Given instruction: Pick out all lines in the listing holding the string "CODE" and copy them.

[START Records]

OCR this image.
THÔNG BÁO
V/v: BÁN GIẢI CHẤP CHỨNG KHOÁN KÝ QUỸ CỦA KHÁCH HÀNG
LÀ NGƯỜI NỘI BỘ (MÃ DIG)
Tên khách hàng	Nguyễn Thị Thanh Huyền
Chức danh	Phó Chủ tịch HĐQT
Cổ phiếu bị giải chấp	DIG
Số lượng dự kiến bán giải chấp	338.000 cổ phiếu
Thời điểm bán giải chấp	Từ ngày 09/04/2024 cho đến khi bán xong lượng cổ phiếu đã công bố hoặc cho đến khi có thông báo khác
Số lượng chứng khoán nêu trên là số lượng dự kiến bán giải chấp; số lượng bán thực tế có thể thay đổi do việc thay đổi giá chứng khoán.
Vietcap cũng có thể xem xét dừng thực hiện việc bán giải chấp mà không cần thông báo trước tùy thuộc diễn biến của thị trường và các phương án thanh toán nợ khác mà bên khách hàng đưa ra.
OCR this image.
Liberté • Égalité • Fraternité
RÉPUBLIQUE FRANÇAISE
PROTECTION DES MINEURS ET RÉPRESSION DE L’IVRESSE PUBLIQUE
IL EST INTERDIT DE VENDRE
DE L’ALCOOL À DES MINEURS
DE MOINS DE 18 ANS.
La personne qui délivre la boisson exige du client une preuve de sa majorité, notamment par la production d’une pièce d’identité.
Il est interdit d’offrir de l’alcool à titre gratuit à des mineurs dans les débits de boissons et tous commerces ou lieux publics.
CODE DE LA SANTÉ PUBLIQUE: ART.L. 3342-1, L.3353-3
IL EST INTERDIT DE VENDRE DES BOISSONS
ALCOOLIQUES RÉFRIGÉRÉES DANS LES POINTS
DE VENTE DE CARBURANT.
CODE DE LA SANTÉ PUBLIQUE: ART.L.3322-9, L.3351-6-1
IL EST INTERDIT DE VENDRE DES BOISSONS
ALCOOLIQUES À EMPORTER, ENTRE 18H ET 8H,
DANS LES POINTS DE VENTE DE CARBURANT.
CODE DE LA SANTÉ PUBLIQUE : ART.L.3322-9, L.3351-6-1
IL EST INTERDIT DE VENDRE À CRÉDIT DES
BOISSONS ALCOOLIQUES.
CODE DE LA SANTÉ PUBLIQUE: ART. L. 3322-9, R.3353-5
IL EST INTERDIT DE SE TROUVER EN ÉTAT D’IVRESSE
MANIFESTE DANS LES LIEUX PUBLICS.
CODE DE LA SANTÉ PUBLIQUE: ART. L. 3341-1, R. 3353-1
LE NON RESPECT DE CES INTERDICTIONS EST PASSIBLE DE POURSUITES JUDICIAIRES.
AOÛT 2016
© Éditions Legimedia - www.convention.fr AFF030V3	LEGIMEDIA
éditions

[END Records]

Task response:
CODE DE LA SANTÉ PUBLIQUE: ART.L. 3342-1, L.3353-3
CODE DE LA SANTÉ PUBLIQUE: ART.L.3322-9, L.3351-6-1
CODE DE LA SANTÉ PUBLIQUE : ART.L.3322-9, L.3351-6-1
CODE DE LA SANTÉ PUBLIQUE: ART. L. 3322-9, R.3353-5
CODE DE LA SANTÉ PUBLIQUE: ART. L. 3341-1, R. 3353-1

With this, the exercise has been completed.